● Excerpted records:
○ ○ ○

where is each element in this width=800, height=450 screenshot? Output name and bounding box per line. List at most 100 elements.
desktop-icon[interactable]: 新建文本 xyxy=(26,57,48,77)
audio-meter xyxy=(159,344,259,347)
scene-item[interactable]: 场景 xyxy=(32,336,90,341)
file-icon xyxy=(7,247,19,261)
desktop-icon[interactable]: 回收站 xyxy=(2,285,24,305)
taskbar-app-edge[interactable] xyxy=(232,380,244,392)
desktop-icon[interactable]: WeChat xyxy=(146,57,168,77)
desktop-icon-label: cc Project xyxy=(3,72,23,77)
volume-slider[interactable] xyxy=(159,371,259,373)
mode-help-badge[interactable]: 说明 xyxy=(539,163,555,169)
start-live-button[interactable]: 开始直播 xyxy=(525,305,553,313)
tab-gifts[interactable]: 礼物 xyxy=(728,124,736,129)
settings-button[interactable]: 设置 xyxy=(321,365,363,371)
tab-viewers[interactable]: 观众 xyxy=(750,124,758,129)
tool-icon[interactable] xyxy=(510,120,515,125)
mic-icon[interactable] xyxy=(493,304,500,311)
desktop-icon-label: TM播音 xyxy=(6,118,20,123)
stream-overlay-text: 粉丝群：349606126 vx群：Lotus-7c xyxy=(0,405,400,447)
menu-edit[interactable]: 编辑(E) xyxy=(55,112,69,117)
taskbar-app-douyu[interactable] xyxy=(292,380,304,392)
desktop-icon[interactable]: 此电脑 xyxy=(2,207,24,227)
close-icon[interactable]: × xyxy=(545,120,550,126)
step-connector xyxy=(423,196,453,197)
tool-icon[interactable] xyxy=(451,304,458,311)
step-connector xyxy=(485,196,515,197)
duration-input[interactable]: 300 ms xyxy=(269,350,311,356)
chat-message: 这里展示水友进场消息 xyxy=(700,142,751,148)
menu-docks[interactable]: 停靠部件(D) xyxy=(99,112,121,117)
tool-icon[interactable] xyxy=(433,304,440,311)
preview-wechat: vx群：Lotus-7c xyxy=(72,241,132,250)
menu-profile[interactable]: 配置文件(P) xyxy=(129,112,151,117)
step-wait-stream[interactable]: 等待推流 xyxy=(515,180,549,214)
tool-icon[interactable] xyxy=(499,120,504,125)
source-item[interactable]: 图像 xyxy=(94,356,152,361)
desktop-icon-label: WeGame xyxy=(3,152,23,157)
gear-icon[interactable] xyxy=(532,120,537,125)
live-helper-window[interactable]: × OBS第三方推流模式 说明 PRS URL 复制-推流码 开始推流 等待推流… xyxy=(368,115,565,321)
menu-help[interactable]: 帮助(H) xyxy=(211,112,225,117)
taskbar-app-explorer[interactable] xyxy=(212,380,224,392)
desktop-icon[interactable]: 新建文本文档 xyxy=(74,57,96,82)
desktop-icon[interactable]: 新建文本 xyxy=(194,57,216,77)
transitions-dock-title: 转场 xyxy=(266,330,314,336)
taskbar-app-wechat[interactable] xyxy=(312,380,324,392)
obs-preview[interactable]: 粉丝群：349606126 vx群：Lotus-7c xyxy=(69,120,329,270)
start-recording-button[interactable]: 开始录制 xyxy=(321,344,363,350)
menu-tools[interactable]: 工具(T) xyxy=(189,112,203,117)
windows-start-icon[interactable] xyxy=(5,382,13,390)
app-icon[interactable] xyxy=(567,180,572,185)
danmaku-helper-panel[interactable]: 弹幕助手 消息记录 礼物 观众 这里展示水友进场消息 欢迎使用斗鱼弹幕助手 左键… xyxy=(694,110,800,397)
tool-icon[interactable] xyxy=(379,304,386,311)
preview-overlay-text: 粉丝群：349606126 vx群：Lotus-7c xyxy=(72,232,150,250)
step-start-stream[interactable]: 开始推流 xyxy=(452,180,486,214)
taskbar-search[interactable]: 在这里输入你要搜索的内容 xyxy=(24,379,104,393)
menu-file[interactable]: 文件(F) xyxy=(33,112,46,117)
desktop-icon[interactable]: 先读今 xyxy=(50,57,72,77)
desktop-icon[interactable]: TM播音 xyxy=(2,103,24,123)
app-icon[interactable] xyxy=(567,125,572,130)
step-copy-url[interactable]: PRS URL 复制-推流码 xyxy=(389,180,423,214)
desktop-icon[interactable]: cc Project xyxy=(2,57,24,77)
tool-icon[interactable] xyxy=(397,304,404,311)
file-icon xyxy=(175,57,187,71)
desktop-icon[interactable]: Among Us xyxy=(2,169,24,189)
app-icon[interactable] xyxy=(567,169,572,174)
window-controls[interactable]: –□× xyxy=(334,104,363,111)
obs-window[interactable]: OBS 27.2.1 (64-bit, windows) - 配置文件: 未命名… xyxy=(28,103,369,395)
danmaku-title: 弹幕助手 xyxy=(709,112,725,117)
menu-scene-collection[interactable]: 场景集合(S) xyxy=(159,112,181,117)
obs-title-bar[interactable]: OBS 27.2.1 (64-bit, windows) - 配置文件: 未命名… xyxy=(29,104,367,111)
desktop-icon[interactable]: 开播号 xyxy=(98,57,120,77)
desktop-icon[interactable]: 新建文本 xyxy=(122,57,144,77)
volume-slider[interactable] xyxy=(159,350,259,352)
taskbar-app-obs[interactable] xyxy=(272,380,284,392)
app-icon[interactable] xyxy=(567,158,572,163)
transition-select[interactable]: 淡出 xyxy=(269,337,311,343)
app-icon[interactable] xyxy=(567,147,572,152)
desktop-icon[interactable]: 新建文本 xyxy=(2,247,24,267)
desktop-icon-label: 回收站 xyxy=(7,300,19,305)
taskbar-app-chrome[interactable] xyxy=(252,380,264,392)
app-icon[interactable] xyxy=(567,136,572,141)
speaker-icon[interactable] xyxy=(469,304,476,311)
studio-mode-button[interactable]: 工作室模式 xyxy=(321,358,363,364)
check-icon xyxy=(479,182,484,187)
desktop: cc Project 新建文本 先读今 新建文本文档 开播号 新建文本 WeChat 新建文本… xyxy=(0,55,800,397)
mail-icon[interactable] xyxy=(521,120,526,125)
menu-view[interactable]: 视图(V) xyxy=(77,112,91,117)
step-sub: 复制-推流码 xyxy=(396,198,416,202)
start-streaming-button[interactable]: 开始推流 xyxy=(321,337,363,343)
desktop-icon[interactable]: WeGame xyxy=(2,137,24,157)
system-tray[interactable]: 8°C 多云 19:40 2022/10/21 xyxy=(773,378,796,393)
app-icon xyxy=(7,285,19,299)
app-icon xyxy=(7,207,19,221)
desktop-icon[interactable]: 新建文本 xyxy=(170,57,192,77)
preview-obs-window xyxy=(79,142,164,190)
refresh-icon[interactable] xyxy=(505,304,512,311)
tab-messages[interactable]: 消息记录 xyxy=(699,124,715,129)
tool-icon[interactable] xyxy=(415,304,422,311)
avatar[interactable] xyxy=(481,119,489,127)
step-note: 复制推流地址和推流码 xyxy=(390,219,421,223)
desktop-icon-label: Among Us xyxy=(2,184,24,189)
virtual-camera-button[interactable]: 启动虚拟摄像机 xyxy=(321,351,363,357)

○ ○ ○

● Exercise directions:
Select each line above that contains the string "menu" and copy those lines in full.

● The completed task:
menu-edit[interactable]: 编辑(E) xyxy=(55,112,69,117)
menu-docks[interactable]: 停靠部件(D) xyxy=(99,112,121,117)
menu-profile[interactable]: 配置文件(P) xyxy=(129,112,151,117)
menu-help[interactable]: 帮助(H) xyxy=(211,112,225,117)
menu-tools[interactable]: 工具(T) xyxy=(189,112,203,117)
menu-file[interactable]: 文件(F) xyxy=(33,112,46,117)
menu-scene-collection[interactable]: 场景集合(S) xyxy=(159,112,181,117)
menu-view[interactable]: 视图(V) xyxy=(77,112,91,117)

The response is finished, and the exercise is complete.